• **YOUR GOAL**:
Exactly as written, quote every line that follows, skipping the images.

• **TASK INPUTS**:
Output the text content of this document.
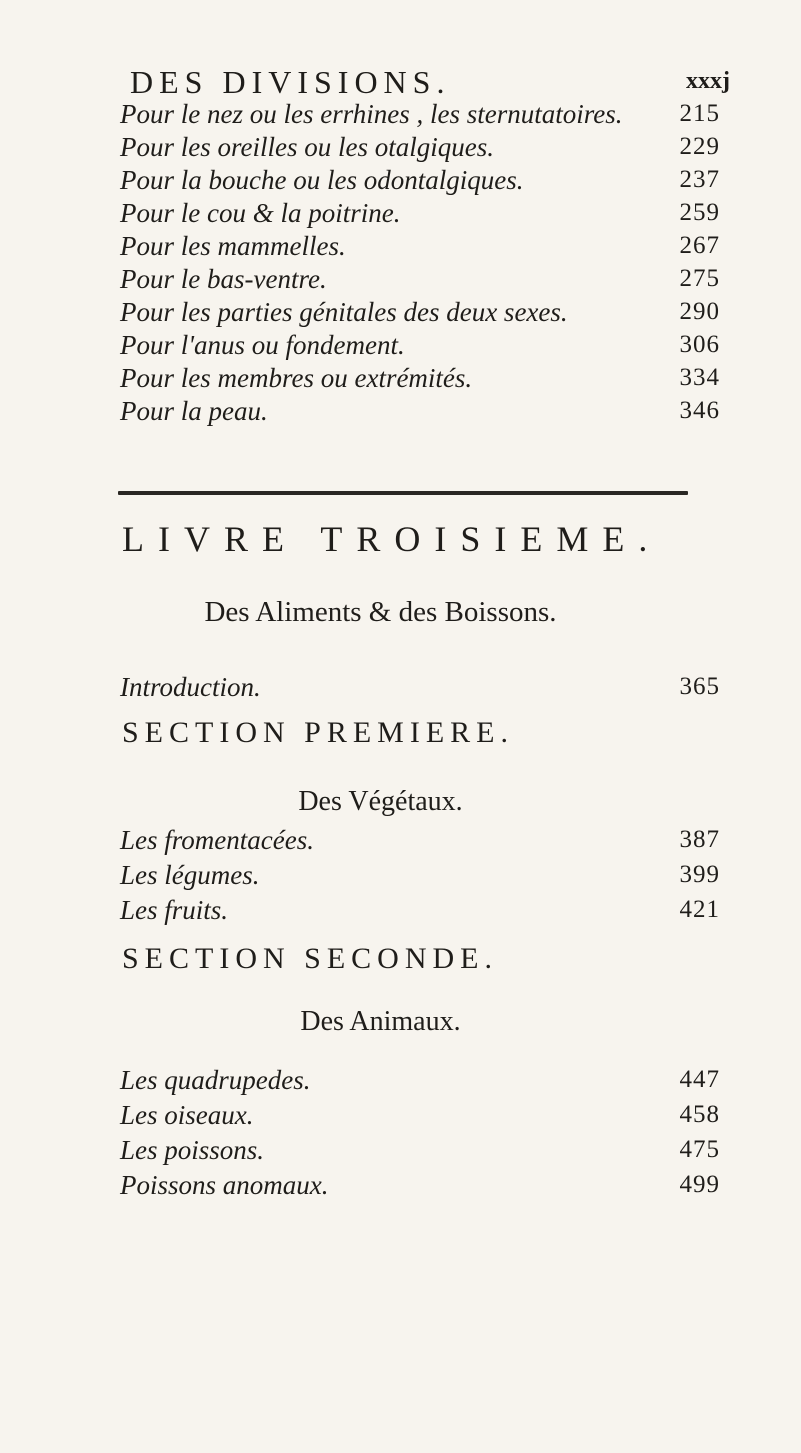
DES DIVISIONS.	xxxj
Pour le nez ou les errhines , les sternutatoires. 215
Pour les oreilles ou les otalgiques.	229
Pour la bouche ou les odontalgiques.	237
Pour le cou & la poitrine.	259
Pour les mammelles.	267
Pour le bas-ventre.	275
Pour les parties génitales des deux sexes.	290
Pour l'anus ou fondement.	306
Pour les membres ou extrémités.	334
Pour la peau.	346
LIVRE TROISIEME.
Des Aliments & des Boissons.
Introduction.	365
SECTION PREMIERE.
Des Végétaux.
Les fromentacées.	387
Les légumes.	399
Les fruits.	421
SECTION SECONDE.
Des Animaux.
Les quadrupedes.	447
Les oiseaux.	458
Les poissons.	475
Poissons anomaux.	499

• **OUTPUT OF THE TASK**:
Output the text content of this document.
DES DIVISIONS.	xxxj
Pour le nez ou les errhines , les sternutatoires. 215
Pour les oreilles ou les otalgiques.	229
Pour la bouche ou les odontalgiques.	237
Pour le cou & la poitrine.	259
Pour les mammelles.	267
Pour le bas-ventre.	275
Pour les parties génitales des deux sexes.	290
Pour l'anus ou fondement.	306
Pour les membres ou extrémités.	334
Pour la peau.	346
LIVRE TROISIEME.
Des Aliments & des Boissons.
Introduction.	365
SECTION PREMIERE.
Des Végétaux.
Les fromentacées.	387
Les légumes.	399
Les fruits.	421
SECTION SECONDE.
Des Animaux.
Les quadrupedes.	447
Les oiseaux.	458
Les poissons.	475
Poissons anomaux.	499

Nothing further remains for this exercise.